▶ Stated problem:
Write out the full listing again, exactly as it stands.

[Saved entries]
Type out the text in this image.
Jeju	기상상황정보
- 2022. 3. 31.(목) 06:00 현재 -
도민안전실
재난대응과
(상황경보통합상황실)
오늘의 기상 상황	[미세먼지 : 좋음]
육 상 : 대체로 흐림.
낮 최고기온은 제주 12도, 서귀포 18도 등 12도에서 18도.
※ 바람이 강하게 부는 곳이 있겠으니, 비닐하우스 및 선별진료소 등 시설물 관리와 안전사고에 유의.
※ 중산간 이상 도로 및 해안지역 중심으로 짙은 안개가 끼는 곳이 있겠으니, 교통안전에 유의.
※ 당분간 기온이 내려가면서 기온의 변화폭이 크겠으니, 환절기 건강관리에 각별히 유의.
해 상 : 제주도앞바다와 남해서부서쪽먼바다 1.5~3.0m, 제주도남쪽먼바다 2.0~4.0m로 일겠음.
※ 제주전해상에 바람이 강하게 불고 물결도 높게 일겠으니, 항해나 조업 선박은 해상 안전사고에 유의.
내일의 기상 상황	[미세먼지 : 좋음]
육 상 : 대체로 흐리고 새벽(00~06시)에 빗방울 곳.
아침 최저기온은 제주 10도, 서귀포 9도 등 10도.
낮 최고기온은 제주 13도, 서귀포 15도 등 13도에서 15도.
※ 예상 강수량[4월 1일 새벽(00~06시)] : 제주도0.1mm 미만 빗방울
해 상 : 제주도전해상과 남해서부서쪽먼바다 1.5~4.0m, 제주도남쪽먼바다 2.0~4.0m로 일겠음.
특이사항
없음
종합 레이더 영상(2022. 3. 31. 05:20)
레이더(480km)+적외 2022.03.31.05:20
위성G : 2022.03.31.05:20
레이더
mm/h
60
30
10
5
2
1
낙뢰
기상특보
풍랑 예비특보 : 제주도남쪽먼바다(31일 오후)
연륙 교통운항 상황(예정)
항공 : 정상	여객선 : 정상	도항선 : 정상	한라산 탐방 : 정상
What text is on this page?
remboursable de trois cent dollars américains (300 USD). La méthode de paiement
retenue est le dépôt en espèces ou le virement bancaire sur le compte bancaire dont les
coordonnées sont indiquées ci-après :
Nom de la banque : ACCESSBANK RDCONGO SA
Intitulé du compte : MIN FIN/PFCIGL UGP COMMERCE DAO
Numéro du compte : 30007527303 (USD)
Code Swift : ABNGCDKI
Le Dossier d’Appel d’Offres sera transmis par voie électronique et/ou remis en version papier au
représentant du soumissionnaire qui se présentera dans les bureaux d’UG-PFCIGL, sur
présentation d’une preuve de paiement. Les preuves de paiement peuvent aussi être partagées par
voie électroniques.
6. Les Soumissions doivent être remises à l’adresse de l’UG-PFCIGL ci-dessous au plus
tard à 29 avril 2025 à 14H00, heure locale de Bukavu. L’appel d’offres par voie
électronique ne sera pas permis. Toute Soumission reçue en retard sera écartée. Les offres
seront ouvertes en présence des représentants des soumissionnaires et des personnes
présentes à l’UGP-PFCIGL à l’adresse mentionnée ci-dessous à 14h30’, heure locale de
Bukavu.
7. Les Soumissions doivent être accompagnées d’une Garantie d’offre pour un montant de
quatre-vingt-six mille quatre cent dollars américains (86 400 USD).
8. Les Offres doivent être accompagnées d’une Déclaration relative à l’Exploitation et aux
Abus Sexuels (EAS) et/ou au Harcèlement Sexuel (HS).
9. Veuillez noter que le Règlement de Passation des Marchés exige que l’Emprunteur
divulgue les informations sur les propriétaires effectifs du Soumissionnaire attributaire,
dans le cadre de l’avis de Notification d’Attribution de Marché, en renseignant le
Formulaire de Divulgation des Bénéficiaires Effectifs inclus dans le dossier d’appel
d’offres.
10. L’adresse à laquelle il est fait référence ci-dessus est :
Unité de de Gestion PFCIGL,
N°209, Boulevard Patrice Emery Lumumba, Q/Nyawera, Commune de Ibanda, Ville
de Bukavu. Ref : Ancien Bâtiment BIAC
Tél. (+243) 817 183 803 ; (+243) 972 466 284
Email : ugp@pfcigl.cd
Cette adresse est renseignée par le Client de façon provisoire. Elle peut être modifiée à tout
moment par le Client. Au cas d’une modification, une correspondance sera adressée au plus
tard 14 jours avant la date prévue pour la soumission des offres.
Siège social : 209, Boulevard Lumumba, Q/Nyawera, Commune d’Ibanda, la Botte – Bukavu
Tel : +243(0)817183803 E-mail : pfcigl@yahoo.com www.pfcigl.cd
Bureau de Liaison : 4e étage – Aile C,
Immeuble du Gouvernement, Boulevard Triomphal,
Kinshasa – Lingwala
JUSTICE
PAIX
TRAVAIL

▶ Output:
Type out the text in this image.
Jeju	기상상황정보
- 2022. 3. 31.(목) 06:00 현재 -
도민안전실
재난대응과
(상황경보통합상황실)
오늘의 기상 상황	[미세먼지 : 좋음]
육 상 : 대체로 흐림.
낮 최고기온은 제주 12도, 서귀포 18도 등 12도에서 18도.
※ 바람이 강하게 부는 곳이 있겠으니, 비닐하우스 및 선별진료소 등 시설물 관리와 안전사고에 유의.
※ 중산간 이상 도로 및 해안지역 중심으로 짙은 안개가 끼는 곳이 있겠으니, 교통안전에 유의.
※ 당분간 기온이 내려가면서 기온의 변화폭이 크겠으니, 환절기 건강관리에 각별히 유의.
해 상 : 제주도앞바다와 남해서부서쪽먼바다 1.5~3.0m, 제주도남쪽먼바다 2.0~4.0m로 일겠음.
※ 제주전해상에 바람이 강하게 불고 물결도 높게 일겠으니, 항해나 조업 선박은 해상 안전사고에 유의.
내일의 기상 상황	[미세먼지 : 좋음]
육 상 : 대체로 흐리고 새벽(00~06시)에 빗방울 곳.
아침 최저기온은 제주 10도, 서귀포 9도 등 10도.
낮 최고기온은 제주 13도, 서귀포 15도 등 13도에서 15도.
※ 예상 강수량[4월 1일 새벽(00~06시)] : 제주도0.1mm 미만 빗방울
해 상 : 제주도전해상과 남해서부서쪽먼바다 1.5~4.0m, 제주도남쪽먼바다 2.0~4.0m로 일겠음.
특이사항
없음
종합 레이더 영상(2022. 3. 31. 05:20)
레이더(480km)+적외 2022.03.31.05:20
위성G : 2022.03.31.05:20
레이더
mm/h
60
30
10
5
2
1
낙뢰
기상특보
풍랑 예비특보 : 제주도남쪽먼바다(31일 오후)
연륙 교통운항 상황(예정)
항공 : 정상	여객선 : 정상	도항선 : 정상	한라산 탐방 : 정상
What text is on this page?
remboursable de trois cent dollars américains (300 USD). La méthode de paiement
retenue est le dépôt en espèces ou le virement bancaire sur le compte bancaire dont les
coordonnées sont indiquées ci-après :
Nom de la banque : ACCESSBANK RDCONGO SA
Intitulé du compte : MIN FIN/PFCIGL UGP COMMERCE DAO
Numéro du compte : 30007527303 (USD)
Code Swift : ABNGCDKI
Le Dossier d’Appel d’Offres sera transmis par voie électronique et/ou remis en version papier au
représentant du soumissionnaire qui se présentera dans les bureaux d’UG-PFCIGL, sur
présentation d’une preuve de paiement. Les preuves de paiement peuvent aussi être partagées par
voie électroniques.
6. Les Soumissions doivent être remises à l’adresse de l’UG-PFCIGL ci-dessous au plus
tard à 29 avril 2025 à 14H00, heure locale de Bukavu. L’appel d’offres par voie
électronique ne sera pas permis. Toute Soumission reçue en retard sera écartée. Les offres
seront ouvertes en présence des représentants des soumissionnaires et des personnes
présentes à l’UGP-PFCIGL à l’adresse mentionnée ci-dessous à 14h30’, heure locale de
Bukavu.
7. Les Soumissions doivent être accompagnées d’une Garantie d’offre pour un montant de
quatre-vingt-six mille quatre cent dollars américains (86 400 USD).
8. Les Offres doivent être accompagnées d’une Déclaration relative à l’Exploitation et aux
Abus Sexuels (EAS) et/ou au Harcèlement Sexuel (HS).
9. Veuillez noter que le Règlement de Passation des Marchés exige que l’Emprunteur
divulgue les informations sur les propriétaires effectifs du Soumissionnaire attributaire,
dans le cadre de l’avis de Notification d’Attribution de Marché, en renseignant le
Formulaire de Divulgation des Bénéficiaires Effectifs inclus dans le dossier d’appel
d’offres.
10. L’adresse à laquelle il est fait référence ci-dessus est :
Unité de de Gestion PFCIGL,
N°209, Boulevard Patrice Emery Lumumba, Q/Nyawera, Commune de Ibanda, Ville
de Bukavu. Ref : Ancien Bâtiment BIAC
Tél. (+243) 817 183 803 ; (+243) 972 466 284
Email : ugp@pfcigl.cd
Cette adresse est renseignée par le Client de façon provisoire. Elle peut être modifiée à tout
moment par le Client. Au cas d’une modification, une correspondance sera adressée au plus
tard 14 jours avant la date prévue pour la soumission des offres.
Siège social : 209, Boulevard Lumumba, Q/Nyawera, Commune d’Ibanda, la Botte – Bukavu
Tel : +243(0)817183803 E-mail : pfcigl@yahoo.com www.pfcigl.cd
Bureau de Liaison : 4e étage – Aile C,
Immeuble du Gouvernement, Boulevard Triomphal,
Kinshasa – Lingwala
JUSTICE
PAIX
TRAVAIL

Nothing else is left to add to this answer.